Records from a collection of figures:

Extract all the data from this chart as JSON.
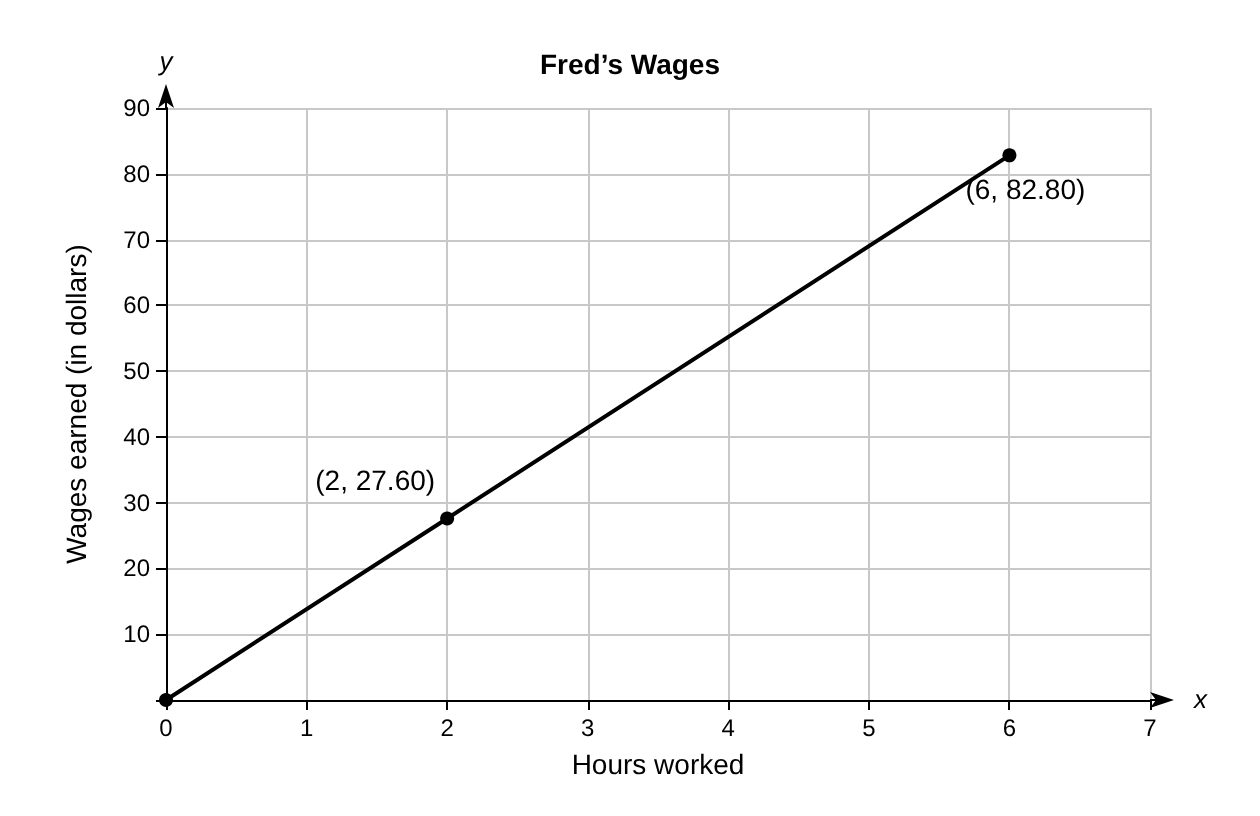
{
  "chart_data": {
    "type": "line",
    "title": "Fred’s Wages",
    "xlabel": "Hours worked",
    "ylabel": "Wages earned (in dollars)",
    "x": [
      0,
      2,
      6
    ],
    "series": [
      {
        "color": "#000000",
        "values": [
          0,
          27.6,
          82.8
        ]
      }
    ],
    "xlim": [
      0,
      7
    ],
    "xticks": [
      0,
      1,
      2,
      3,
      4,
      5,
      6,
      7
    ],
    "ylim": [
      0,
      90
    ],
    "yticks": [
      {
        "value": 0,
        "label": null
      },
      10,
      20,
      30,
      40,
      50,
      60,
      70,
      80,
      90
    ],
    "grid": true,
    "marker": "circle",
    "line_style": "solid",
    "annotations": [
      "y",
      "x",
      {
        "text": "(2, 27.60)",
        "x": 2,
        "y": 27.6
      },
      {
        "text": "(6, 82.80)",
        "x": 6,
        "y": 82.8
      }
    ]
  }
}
...
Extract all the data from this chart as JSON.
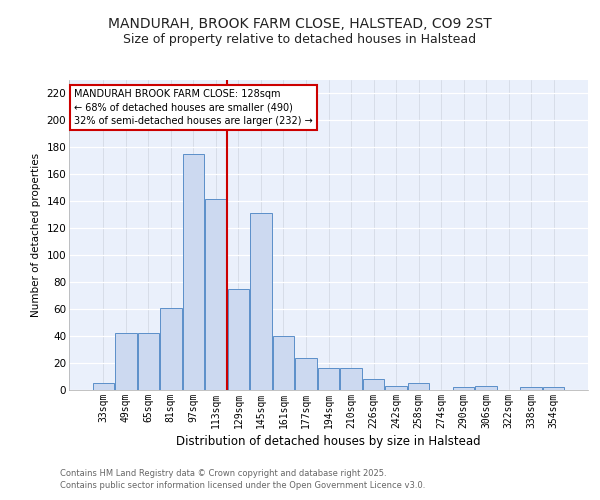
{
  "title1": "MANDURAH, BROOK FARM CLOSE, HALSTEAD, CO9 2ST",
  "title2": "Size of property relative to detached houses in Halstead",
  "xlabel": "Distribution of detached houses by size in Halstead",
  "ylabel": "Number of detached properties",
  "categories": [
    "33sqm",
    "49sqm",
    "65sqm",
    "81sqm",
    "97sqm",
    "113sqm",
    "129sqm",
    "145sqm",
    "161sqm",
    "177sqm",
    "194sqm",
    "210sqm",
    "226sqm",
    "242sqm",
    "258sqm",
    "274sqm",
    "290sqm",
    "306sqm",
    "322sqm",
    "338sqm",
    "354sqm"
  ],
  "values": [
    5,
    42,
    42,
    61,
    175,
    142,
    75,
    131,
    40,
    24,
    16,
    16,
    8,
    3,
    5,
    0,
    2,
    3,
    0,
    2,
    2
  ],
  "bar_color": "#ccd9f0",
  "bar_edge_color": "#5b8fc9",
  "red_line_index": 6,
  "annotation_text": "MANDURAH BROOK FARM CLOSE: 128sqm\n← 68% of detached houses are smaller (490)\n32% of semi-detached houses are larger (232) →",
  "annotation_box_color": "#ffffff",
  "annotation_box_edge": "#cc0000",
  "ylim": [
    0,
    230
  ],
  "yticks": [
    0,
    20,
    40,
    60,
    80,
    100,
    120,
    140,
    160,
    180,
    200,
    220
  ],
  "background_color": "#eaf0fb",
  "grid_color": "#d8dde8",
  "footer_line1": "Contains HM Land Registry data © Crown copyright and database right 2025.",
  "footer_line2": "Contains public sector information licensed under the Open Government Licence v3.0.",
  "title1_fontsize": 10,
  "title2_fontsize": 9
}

Work to do:
Using the data above, copy each line that contains "BROOK".

Task solution:
  "title1": "MANDURAH, BROOK FARM CLOSE, HALSTEAD, CO9 2ST",
  "annotation_text": "MANDURAH BROOK FARM CLOSE: 128sqm\n← 68% of detached houses are smaller (490)\n32% of semi-detached houses are larger (232) →",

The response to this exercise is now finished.